### SUPPLIED RECORDS
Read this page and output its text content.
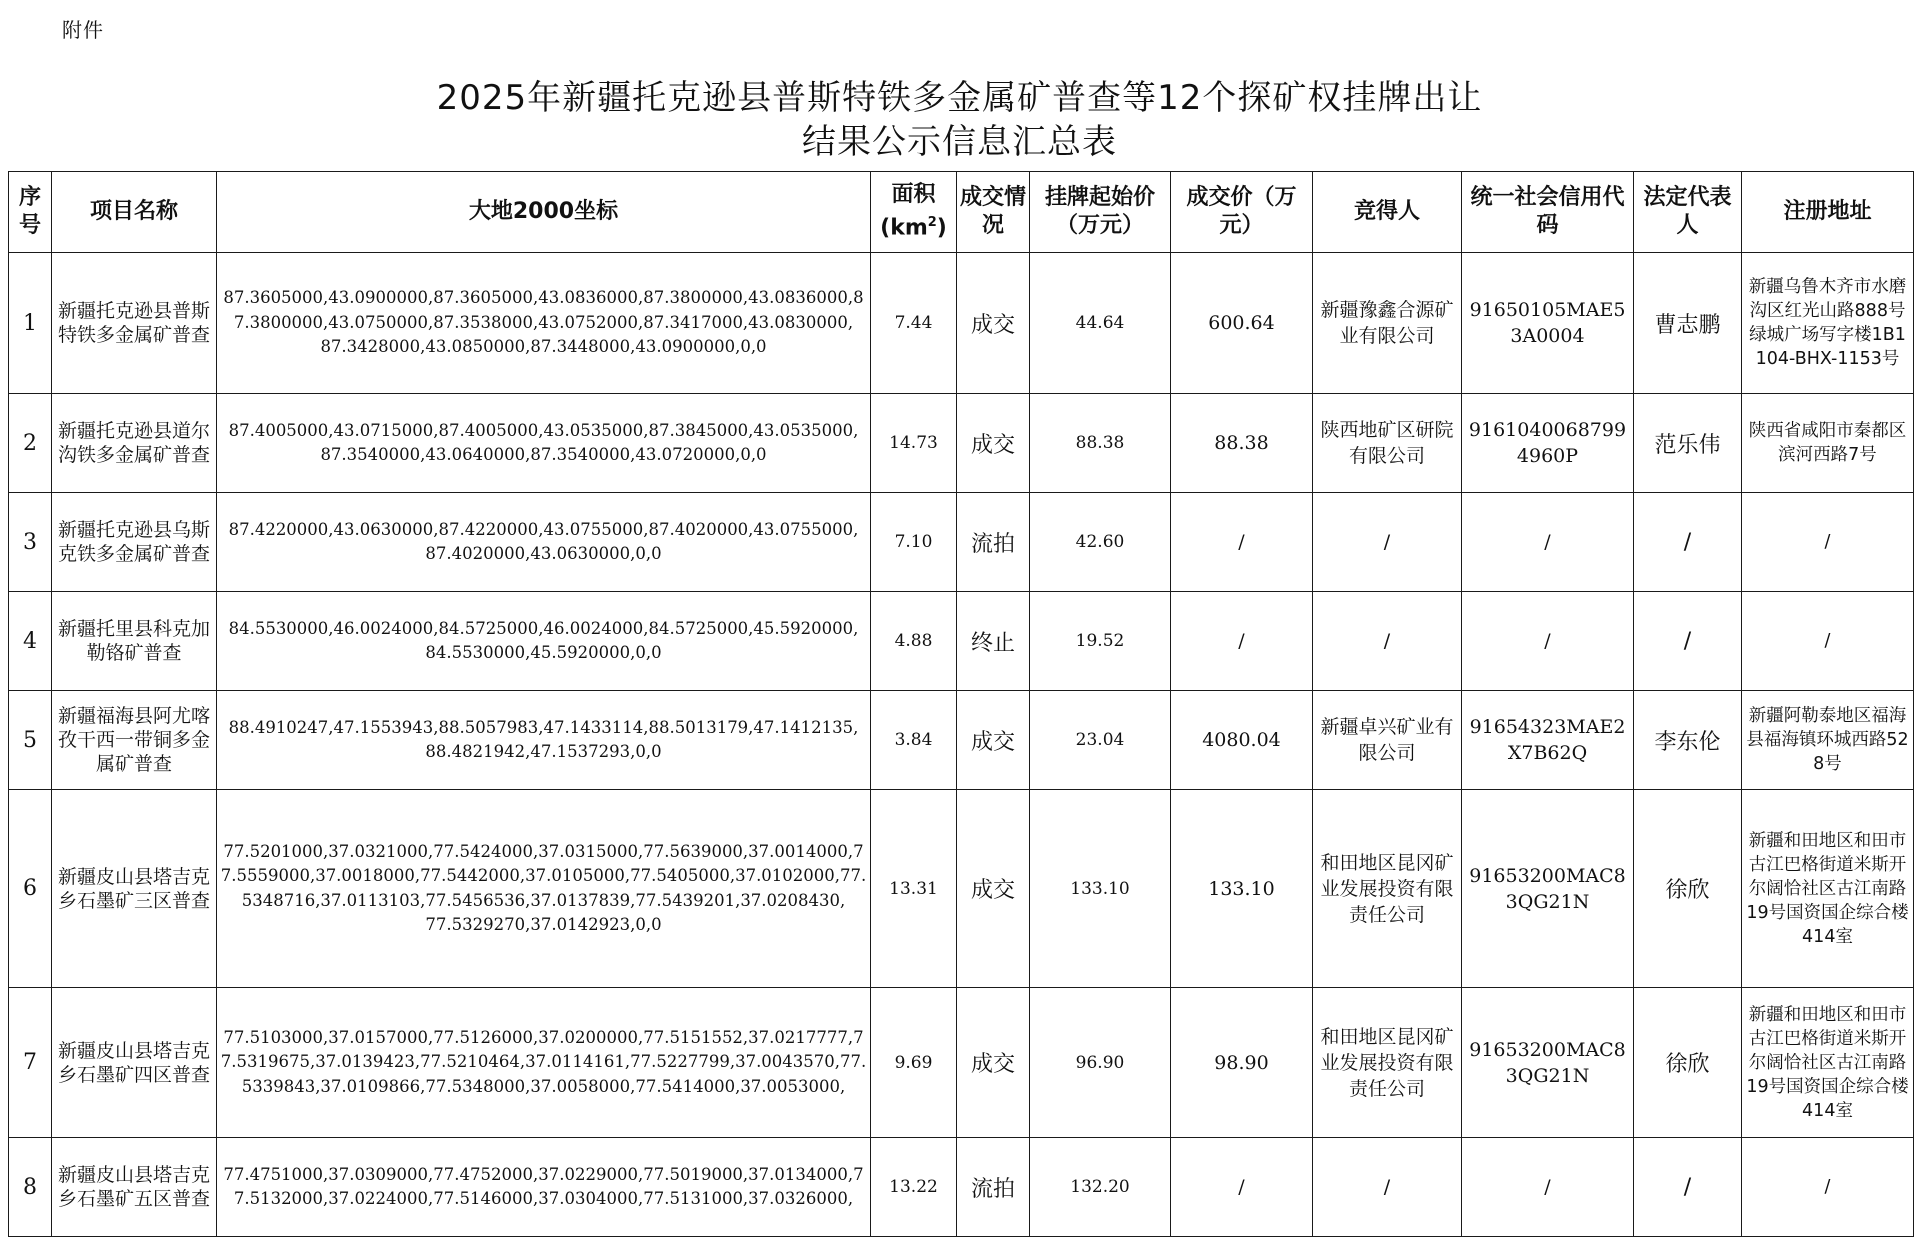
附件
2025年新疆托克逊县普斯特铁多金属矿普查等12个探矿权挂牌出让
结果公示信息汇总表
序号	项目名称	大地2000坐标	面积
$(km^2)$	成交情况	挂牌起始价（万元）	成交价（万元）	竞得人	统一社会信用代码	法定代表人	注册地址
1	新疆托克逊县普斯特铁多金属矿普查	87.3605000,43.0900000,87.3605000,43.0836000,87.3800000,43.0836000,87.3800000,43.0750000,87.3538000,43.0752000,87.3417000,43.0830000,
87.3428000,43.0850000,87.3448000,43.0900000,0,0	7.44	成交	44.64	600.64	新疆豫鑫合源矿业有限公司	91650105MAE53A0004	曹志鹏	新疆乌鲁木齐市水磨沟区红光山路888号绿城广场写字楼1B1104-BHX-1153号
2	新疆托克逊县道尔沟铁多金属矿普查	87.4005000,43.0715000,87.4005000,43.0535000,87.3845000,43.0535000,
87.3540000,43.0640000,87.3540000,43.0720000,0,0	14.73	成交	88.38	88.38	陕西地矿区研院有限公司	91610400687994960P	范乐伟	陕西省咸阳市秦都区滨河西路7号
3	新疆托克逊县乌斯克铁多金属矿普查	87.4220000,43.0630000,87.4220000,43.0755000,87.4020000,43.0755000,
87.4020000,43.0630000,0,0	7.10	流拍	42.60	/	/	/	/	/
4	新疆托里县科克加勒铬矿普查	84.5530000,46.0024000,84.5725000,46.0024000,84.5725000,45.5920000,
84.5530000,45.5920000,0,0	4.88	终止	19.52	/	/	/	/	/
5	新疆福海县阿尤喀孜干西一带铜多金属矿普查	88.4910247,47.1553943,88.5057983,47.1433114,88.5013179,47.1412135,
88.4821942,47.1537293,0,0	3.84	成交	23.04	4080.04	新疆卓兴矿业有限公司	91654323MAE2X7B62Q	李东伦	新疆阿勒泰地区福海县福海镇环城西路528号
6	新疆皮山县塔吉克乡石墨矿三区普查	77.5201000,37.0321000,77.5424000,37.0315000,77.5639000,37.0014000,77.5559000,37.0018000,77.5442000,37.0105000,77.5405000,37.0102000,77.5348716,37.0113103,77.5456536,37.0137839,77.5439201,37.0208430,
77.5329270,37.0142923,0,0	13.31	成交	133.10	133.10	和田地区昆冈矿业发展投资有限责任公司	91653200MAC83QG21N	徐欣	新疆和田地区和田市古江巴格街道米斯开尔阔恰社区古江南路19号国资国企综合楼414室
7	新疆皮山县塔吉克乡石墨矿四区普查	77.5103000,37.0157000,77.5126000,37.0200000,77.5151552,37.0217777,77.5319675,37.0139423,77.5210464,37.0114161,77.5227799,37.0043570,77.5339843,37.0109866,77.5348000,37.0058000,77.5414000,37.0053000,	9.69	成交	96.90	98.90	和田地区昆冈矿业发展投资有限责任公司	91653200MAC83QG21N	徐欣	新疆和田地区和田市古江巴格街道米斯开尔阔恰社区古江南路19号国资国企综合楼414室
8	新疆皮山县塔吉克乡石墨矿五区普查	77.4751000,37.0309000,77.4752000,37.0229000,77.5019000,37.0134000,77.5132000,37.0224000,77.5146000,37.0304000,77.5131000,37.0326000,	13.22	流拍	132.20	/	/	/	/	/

### EXERCISE AIM
Retype the records exactly. Any image in them should not appear in what you write.

### REPLY
Read this page and output its text content.
附件
2025年新疆托克逊县普斯特铁多金属矿普查等12个探矿权挂牌出让
结果公示信息汇总表
序号	项目名称	大地2000坐标	面积
$(km^2)$	成交情况	挂牌起始价（万元）	成交价（万元）	竞得人	统一社会信用代码	法定代表人	注册地址
1	新疆托克逊县普斯特铁多金属矿普查	87.3605000,43.0900000,87.3605000,43.0836000,87.3800000,43.0836000,87.3800000,43.0750000,87.3538000,43.0752000,87.3417000,43.0830000,
87.3428000,43.0850000,87.3448000,43.0900000,0,0	7.44	成交	44.64	600.64	新疆豫鑫合源矿业有限公司	91650105MAE53A0004	曹志鹏	新疆乌鲁木齐市水磨沟区红光山路888号绿城广场写字楼1B1104-BHX-1153号
2	新疆托克逊县道尔沟铁多金属矿普查	87.4005000,43.0715000,87.4005000,43.0535000,87.3845000,43.0535000,
87.3540000,43.0640000,87.3540000,43.0720000,0,0	14.73	成交	88.38	88.38	陕西地矿区研院有限公司	91610400687994960P	范乐伟	陕西省咸阳市秦都区滨河西路7号
3	新疆托克逊县乌斯克铁多金属矿普查	87.4220000,43.0630000,87.4220000,43.0755000,87.4020000,43.0755000,
87.4020000,43.0630000,0,0	7.10	流拍	42.60	/	/	/	/	/
4	新疆托里县科克加勒铬矿普查	84.5530000,46.0024000,84.5725000,46.0024000,84.5725000,45.5920000,
84.5530000,45.5920000,0,0	4.88	终止	19.52	/	/	/	/	/
5	新疆福海县阿尤喀孜干西一带铜多金属矿普查	88.4910247,47.1553943,88.5057983,47.1433114,88.5013179,47.1412135,
88.4821942,47.1537293,0,0	3.84	成交	23.04	4080.04	新疆卓兴矿业有限公司	91654323MAE2X7B62Q	李东伦	新疆阿勒泰地区福海县福海镇环城西路528号
6	新疆皮山县塔吉克乡石墨矿三区普查	77.5201000,37.0321000,77.5424000,37.0315000,77.5639000,37.0014000,77.5559000,37.0018000,77.5442000,37.0105000,77.5405000,37.0102000,77.5348716,37.0113103,77.5456536,37.0137839,77.5439201,37.0208430,
77.5329270,37.0142923,0,0	13.31	成交	133.10	133.10	和田地区昆冈矿业发展投资有限责任公司	91653200MAC83QG21N	徐欣	新疆和田地区和田市古江巴格街道米斯开尔阔恰社区古江南路19号国资国企综合楼414室
7	新疆皮山县塔吉克乡石墨矿四区普查	77.5103000,37.0157000,77.5126000,37.0200000,77.5151552,37.0217777,77.5319675,37.0139423,77.5210464,37.0114161,77.5227799,37.0043570,77.5339843,37.0109866,77.5348000,37.0058000,77.5414000,37.0053000,	9.69	成交	96.90	98.90	和田地区昆冈矿业发展投资有限责任公司	91653200MAC83QG21N	徐欣	新疆和田地区和田市古江巴格街道米斯开尔阔恰社区古江南路19号国资国企综合楼414室
8	新疆皮山县塔吉克乡石墨矿五区普查	77.4751000,37.0309000,77.4752000,37.0229000,77.5019000,37.0134000,77.5132000,37.0224000,77.5146000,37.0304000,77.5131000,37.0326000,	13.22	流拍	132.20	/	/	/	/	/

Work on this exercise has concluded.